__SET TASK__:
Reproduce each line bearing the word "ostrovom".

__DATA FOR THIS EXERCISE__:
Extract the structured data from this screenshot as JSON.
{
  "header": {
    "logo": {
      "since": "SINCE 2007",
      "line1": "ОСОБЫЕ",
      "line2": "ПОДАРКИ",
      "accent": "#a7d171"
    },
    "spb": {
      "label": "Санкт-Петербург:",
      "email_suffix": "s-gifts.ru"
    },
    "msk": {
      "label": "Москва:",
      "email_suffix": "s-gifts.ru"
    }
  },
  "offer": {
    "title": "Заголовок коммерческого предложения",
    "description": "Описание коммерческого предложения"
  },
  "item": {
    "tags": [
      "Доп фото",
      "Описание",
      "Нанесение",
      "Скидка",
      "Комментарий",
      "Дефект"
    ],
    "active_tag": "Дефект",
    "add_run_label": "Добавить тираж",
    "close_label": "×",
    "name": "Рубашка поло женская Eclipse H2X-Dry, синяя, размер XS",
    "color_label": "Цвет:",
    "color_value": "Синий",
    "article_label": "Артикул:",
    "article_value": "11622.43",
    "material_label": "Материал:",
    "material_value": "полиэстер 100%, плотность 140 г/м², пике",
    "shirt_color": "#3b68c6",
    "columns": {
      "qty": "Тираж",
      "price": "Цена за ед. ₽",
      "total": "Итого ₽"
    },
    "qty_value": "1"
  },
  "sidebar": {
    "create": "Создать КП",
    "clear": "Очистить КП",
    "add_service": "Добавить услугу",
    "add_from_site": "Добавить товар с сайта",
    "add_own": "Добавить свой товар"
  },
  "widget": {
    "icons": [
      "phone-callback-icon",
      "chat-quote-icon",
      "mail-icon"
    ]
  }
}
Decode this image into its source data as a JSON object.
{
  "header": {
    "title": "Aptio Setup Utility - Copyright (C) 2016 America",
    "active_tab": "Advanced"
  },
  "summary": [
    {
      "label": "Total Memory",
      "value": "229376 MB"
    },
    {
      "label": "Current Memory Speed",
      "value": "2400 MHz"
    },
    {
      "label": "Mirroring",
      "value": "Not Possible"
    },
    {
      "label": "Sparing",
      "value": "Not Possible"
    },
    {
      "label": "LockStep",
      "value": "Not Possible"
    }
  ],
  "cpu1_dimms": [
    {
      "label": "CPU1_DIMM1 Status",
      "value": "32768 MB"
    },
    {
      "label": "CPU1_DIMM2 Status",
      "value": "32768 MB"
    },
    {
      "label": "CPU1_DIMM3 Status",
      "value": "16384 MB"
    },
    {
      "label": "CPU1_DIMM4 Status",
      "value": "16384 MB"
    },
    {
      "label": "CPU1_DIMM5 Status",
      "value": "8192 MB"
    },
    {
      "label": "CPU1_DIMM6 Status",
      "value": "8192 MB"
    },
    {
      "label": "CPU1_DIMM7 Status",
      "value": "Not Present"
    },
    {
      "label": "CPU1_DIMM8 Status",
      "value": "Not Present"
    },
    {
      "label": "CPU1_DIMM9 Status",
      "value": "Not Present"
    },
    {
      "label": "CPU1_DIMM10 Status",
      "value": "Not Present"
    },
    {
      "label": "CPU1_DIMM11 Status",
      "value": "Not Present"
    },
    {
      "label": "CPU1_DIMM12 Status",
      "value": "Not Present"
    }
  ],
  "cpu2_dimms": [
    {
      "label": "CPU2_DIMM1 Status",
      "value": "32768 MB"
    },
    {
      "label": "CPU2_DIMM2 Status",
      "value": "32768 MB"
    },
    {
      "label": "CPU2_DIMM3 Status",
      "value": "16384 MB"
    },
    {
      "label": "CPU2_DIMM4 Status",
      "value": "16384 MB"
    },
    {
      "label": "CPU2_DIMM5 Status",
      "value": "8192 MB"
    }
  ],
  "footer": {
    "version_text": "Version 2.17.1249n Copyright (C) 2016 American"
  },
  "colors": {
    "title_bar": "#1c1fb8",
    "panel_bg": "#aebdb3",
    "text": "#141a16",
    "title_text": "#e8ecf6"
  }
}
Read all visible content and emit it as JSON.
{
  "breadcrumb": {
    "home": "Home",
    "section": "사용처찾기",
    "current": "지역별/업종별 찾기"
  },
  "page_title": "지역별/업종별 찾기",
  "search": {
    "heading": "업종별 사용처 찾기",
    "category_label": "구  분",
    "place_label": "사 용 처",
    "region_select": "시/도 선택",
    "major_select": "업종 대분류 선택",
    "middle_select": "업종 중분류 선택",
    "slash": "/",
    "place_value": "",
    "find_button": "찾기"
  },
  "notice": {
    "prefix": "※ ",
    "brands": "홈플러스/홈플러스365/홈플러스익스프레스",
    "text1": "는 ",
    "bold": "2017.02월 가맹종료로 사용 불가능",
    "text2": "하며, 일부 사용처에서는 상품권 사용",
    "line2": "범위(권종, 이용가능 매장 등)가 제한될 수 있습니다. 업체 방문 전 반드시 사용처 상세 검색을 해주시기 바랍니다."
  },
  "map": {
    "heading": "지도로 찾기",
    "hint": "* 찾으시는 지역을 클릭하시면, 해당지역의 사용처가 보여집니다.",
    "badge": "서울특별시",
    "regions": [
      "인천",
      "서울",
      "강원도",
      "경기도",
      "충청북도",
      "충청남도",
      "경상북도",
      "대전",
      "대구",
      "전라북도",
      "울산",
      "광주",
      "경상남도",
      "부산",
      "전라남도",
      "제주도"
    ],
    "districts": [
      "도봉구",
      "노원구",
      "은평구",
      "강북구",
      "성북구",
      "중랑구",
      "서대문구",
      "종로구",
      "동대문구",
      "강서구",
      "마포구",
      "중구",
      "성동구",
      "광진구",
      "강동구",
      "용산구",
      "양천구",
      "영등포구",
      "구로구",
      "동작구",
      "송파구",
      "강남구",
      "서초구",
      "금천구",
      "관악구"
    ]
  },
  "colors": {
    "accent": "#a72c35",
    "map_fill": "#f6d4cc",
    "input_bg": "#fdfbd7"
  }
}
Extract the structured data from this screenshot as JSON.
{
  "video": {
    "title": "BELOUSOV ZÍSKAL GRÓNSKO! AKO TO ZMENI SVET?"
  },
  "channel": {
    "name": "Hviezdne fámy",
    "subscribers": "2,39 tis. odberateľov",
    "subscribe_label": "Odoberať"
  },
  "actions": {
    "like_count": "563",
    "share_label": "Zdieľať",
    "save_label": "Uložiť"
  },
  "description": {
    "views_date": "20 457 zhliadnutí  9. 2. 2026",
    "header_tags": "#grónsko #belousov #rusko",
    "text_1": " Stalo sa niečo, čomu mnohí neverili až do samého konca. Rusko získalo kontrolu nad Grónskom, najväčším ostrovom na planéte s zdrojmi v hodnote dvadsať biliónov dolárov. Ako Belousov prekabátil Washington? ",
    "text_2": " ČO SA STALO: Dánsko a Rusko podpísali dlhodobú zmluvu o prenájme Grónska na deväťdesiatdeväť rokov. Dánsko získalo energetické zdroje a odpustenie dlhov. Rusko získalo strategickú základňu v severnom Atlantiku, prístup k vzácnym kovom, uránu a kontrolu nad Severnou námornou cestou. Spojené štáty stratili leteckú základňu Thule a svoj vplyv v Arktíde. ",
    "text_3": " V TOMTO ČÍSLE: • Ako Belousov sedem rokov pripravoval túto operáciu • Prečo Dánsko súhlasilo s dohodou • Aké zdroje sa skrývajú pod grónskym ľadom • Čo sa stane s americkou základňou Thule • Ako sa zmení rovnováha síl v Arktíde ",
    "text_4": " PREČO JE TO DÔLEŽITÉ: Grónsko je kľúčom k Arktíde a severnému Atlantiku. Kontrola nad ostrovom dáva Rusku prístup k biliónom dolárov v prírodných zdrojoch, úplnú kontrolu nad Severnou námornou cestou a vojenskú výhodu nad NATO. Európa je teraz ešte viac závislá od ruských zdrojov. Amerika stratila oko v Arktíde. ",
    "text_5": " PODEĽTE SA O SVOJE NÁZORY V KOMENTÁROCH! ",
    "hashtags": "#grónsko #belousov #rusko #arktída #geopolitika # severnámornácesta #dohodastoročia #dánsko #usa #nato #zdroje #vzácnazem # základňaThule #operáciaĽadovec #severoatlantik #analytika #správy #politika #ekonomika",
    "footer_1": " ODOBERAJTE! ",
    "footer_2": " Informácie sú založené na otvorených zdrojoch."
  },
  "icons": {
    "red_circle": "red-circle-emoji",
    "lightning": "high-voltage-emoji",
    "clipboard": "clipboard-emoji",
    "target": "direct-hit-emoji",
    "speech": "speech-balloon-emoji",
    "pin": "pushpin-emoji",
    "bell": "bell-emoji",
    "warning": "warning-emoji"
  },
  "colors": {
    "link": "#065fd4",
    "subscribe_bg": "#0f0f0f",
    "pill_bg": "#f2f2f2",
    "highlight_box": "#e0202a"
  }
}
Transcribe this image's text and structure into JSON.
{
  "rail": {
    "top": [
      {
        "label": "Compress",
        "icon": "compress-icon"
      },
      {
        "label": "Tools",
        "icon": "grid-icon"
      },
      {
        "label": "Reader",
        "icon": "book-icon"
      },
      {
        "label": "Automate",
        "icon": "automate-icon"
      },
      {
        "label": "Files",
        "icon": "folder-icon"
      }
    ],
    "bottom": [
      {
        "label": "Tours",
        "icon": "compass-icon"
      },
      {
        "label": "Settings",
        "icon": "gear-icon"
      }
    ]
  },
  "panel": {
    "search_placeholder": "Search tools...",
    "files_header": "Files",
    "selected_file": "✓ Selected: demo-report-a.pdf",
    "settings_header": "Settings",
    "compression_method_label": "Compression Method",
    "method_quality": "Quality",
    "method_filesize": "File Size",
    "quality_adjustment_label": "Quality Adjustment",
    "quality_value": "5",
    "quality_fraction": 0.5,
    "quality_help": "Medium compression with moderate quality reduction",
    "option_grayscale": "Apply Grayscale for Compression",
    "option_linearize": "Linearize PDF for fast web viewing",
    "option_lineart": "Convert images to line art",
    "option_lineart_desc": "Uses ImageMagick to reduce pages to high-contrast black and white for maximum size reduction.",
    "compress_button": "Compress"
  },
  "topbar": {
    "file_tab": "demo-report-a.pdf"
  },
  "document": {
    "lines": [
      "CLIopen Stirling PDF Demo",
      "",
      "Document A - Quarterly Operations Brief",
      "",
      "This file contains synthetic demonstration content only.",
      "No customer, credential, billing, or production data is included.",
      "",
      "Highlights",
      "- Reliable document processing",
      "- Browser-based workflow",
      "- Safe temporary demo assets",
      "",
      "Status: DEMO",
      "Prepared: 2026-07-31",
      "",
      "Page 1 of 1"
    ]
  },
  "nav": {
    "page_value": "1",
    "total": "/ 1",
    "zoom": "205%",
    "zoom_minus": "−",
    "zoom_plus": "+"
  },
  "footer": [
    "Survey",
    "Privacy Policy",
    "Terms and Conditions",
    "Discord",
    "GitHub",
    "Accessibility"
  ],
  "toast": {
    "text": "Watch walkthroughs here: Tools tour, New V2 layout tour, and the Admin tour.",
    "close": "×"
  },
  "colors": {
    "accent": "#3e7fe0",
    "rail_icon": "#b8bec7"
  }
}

__EXPECTED ANSWER__:
    "text_1": " Stalo sa niečo, čomu mnohí neverili až do samého konca. Rusko získalo kontrolu nad Grónskom, najväčším ostrovom na planéte s zdrojmi v hodnote dvadsať biliónov dolárov. Ako Belousov prekabátil Washington? ",
    "text_4": " PREČO JE TO DÔLEŽITÉ: Grónsko je kľúčom k Arktíde a severnému Atlantiku. Kontrola nad ostrovom dáva Rusku prístup k biliónom dolárov v prírodných zdrojoch, úplnú kontrolu nad Severnou námornou cestou a vojenskú výhodu nad NATO. Európa je teraz ešte viac závislá od ruských zdrojov. Amerika stratila oko v Arktíde. ",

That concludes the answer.